● SUPPLIED INFORMATION
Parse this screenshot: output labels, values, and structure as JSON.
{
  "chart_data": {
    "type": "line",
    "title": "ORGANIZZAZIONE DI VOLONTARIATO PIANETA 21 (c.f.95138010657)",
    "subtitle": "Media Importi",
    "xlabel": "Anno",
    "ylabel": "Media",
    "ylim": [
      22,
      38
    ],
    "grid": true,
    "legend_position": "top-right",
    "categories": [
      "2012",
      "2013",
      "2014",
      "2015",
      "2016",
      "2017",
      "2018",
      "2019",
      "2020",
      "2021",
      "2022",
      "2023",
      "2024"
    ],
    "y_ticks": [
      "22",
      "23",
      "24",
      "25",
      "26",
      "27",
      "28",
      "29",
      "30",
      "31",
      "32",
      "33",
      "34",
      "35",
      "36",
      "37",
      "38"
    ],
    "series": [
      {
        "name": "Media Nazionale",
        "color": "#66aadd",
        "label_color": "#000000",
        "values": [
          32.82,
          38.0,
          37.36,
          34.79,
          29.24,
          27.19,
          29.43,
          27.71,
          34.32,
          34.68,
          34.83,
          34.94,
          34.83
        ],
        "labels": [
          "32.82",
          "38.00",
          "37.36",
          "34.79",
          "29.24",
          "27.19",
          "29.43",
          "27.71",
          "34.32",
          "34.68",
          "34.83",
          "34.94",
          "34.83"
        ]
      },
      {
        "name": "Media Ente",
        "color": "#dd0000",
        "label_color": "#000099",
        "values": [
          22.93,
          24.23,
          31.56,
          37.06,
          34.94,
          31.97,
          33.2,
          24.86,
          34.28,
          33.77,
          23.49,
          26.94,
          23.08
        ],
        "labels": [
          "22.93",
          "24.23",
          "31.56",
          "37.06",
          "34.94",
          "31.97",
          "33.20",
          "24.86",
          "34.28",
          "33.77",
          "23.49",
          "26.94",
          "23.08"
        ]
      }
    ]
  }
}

● CHALLENGE
Give the material above again, word for word.

● WORKED ANSWER
Parse this screenshot: output labels, values, and structure as JSON.
{
  "chart_data": {
    "type": "line",
    "title": "ORGANIZZAZIONE DI VOLONTARIATO PIANETA 21 (c.f.95138010657)",
    "subtitle": "Media Importi",
    "xlabel": "Anno",
    "ylabel": "Media",
    "ylim": [
      22,
      38
    ],
    "grid": true,
    "legend_position": "top-right",
    "categories": [
      "2012",
      "2013",
      "2014",
      "2015",
      "2016",
      "2017",
      "2018",
      "2019",
      "2020",
      "2021",
      "2022",
      "2023",
      "2024"
    ],
    "y_ticks": [
      "22",
      "23",
      "24",
      "25",
      "26",
      "27",
      "28",
      "29",
      "30",
      "31",
      "32",
      "33",
      "34",
      "35",
      "36",
      "37",
      "38"
    ],
    "series": [
      {
        "name": "Media Nazionale",
        "color": "#66aadd",
        "label_color": "#000000",
        "values": [
          32.82,
          38.0,
          37.36,
          34.79,
          29.24,
          27.19,
          29.43,
          27.71,
          34.32,
          34.68,
          34.83,
          34.94,
          34.83
        ],
        "labels": [
          "32.82",
          "38.00",
          "37.36",
          "34.79",
          "29.24",
          "27.19",
          "29.43",
          "27.71",
          "34.32",
          "34.68",
          "34.83",
          "34.94",
          "34.83"
        ]
      },
      {
        "name": "Media Ente",
        "color": "#dd0000",
        "label_color": "#000099",
        "values": [
          22.93,
          24.23,
          31.56,
          37.06,
          34.94,
          31.97,
          33.2,
          24.86,
          34.28,
          33.77,
          23.49,
          26.94,
          23.08
        ],
        "labels": [
          "22.93",
          "24.23",
          "31.56",
          "37.06",
          "34.94",
          "31.97",
          "33.20",
          "24.86",
          "34.28",
          "33.77",
          "23.49",
          "26.94",
          "23.08"
        ]
      }
    ]
  }
}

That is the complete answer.